■ TEXTO DADO ■

Esta lectura parece plenamente justificada por la manera en que la reflexión es presentada en la Introducción de la tercera Crítica. La facultad de juzgar es llamada «simplemente reflexionante» cuando «sólo lo particular es dado» y se trata de «encontrar lo universal» (28; 15). Ella es lo que la Antropología (§ 33) llamará Witz, ingenium, «inventar lo general por lo particular», descubrir una identidad en una multiplicidad de cosas desemejantes. Si la reflexión está llamada a la tarea de la reunificación, se debe a su función heurística: quizá la facultad de juzgar pura no tiene «una legislación que le sea propia», pero podría ser que esta tuviera al menos «un principio particular para buscar sus leyes» (26; 12). En la terminología de la esfera judicial empleada en el parágrafo II de esta Introducción (23-24; 9-10), la facultad de juzgar no tendrá «dominio» en el que legisla de manera autónoma, pero su principio particular puede aplicarse a «cualquier territorio». Entendemos que este principio, justamente porque no es legislador, puede venir a suplementar las legislaciones determinantes del entendimiento en su dominio teórico y de la razón en su dominio práctico, y por consiguiente reconciliarlos. La «debilidad» de la reflexión constituye así su «fuerza».

Datos de posición de los elementos:
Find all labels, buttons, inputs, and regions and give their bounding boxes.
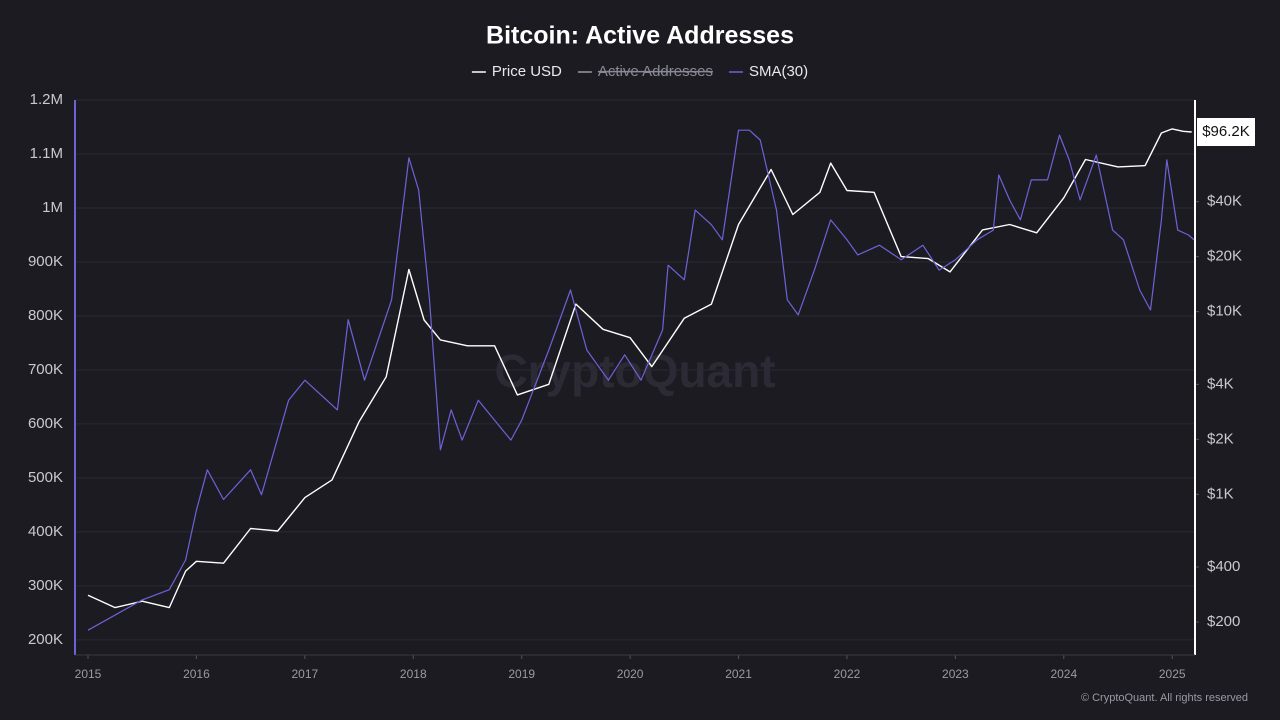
y-tick-label: 1.2M <box>30 91 63 108</box>
legend-label: Price USD <box>492 63 562 80</box>
y-tick-label: 600K <box>28 415 63 432</box>
y2-tick-label: $1K <box>1207 485 1234 502</box>
legend-item: Active Addresses <box>577 63 713 80</box>
series-line <box>87 128 1192 609</box>
legend-item: Price USD <box>471 63 562 80</box>
y-tick-label: 700K <box>28 361 63 378</box>
y-tick-label: 800K <box>28 307 63 324</box>
y-tick-label: 400K <box>28 523 63 540</box>
y2-tick-label: $200 <box>1207 613 1240 630</box>
y2-tick-label: $2K <box>1207 430 1234 447</box>
legend-label: Active Addresses <box>598 63 713 80</box>
y2-tick-label: $10K <box>1207 303 1242 320</box>
x-tick-label: 2019 <box>508 667 535 681</box>
legend: Price USD Active Addresses SMA(30) <box>471 63 808 80</box>
y-tick-label: 900K <box>28 253 63 270</box>
y-tick-label: 300K <box>28 577 63 594</box>
x-tick-label: 2021 <box>725 667 752 681</box>
y-tick-label: 1.1M <box>30 145 63 162</box>
x-tick-label: 2022 <box>834 667 861 681</box>
x-tick-label: 2024 <box>1050 667 1077 681</box>
x-tick-label: 2023 <box>942 667 969 681</box>
footer: © CryptoQuant. All rights reserved <box>1081 692 1248 704</box>
last-value-box <box>1197 118 1255 147</box>
chart-title: Bitcoin: Active Addresses <box>486 22 794 50</box>
y-tick-label: 200K <box>28 631 63 648</box>
y-tick-label: 1M <box>42 199 63 216</box>
x-tick-label: 2018 <box>400 667 427 681</box>
legend-item: SMA(30) <box>728 63 808 80</box>
y2-tick-label: $20K <box>1207 248 1242 265</box>
y2-tick-label: $40K <box>1207 193 1242 210</box>
x-tick-label: 2016 <box>183 667 210 681</box>
series-line <box>87 129 1195 631</box>
y2-tick-label: $400 <box>1207 558 1240 575</box>
x-tick-label: 2020 <box>617 667 644 681</box>
y-tick-label: 500K <box>28 469 63 486</box>
legend-label: SMA(30) <box>749 63 808 80</box>
x-tick-label: 2015 <box>75 667 102 681</box>
x-tick-label: 2025 <box>1159 667 1186 681</box>
y2-tick-label: $4K <box>1207 375 1234 392</box>
x-tick-label: 2017 <box>292 667 319 681</box>
last-value-label: $96.2K <box>1202 123 1250 140</box>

■ ENUNCIADO DEL EJERCICIO ■
Indique si cada afirmación concuerda con el texto sobre la facultad de juzgar: (a) la facultad de juzgar se llama «simplemente reflexionante» cuando solo lo particular es dado; (b) la facultad de juzgar posee un dominio en el que legisla de manera autónoma; (c) la Antropología da a esta facultad el nombre de Witz. Responda sí o no y cite literalmente las palabras decisivas. El material no guarda relación con el texto sobre la facultad de juzgar.

■ RESULTADO DEL EJERCICIO ■
(a) Sí: «La facultad de juzgar es llamada «simplemente reflexionante» cuando «sólo lo particular es dado»».
(b) No: «la facultad de juzgar no tendrá «dominio» en el que legisla de manera autónoma».
(c) Sí: «Ella es lo que la Antropología (§ 33) llamará Witz, ingenium».